→ **Set problem**: Wherever the string "общего" appears, copy the whole line.

━━━ Extracted records

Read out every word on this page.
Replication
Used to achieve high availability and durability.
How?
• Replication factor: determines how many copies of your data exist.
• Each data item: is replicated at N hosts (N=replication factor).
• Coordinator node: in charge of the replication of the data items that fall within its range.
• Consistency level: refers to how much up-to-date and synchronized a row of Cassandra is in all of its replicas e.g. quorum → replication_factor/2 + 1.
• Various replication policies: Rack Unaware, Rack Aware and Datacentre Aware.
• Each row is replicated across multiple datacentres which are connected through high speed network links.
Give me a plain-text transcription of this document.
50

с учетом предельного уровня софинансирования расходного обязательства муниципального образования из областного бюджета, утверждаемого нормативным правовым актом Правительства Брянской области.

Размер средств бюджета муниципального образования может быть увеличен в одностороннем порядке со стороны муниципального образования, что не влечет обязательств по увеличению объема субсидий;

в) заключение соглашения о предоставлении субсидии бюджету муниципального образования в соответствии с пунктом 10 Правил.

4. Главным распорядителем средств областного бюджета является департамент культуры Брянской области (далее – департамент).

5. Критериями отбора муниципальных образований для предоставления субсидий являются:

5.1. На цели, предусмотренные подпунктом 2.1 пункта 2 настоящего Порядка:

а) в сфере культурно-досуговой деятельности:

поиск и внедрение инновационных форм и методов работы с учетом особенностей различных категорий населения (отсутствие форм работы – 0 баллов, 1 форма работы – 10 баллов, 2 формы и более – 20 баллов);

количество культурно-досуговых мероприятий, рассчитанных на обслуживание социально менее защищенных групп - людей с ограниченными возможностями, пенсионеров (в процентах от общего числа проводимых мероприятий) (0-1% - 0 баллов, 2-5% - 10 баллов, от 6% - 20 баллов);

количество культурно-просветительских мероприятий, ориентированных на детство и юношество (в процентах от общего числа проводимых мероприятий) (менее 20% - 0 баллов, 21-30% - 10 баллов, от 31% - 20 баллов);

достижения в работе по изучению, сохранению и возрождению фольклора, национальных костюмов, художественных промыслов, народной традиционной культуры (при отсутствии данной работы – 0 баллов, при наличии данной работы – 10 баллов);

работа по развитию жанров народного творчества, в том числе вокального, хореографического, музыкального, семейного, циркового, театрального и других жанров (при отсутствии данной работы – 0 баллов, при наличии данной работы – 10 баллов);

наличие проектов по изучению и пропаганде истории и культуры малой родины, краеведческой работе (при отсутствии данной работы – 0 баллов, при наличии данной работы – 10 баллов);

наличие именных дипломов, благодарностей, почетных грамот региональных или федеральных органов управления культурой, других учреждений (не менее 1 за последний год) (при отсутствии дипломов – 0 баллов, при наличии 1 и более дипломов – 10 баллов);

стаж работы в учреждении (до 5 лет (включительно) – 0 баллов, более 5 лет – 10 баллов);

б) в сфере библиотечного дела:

━━━━━━

→ **Answer for the task**:
количество культурно-досуговых мероприятий, рассчитанных на обслуживание социально менее защищенных групп - людей с ограниченными возможностями, пенсионеров (в процентах от общего числа проводимых мероприятий) (0-1% - 0 баллов, 2-5% - 10 баллов, от 6% - 20 баллов);
количество культурно-просветительских мероприятий, ориентированных на детство и юношество (в процентах от общего числа проводимых мероприятий) (менее 20% - 0 баллов, 21-30% - 10 баллов, от 31% - 20 баллов);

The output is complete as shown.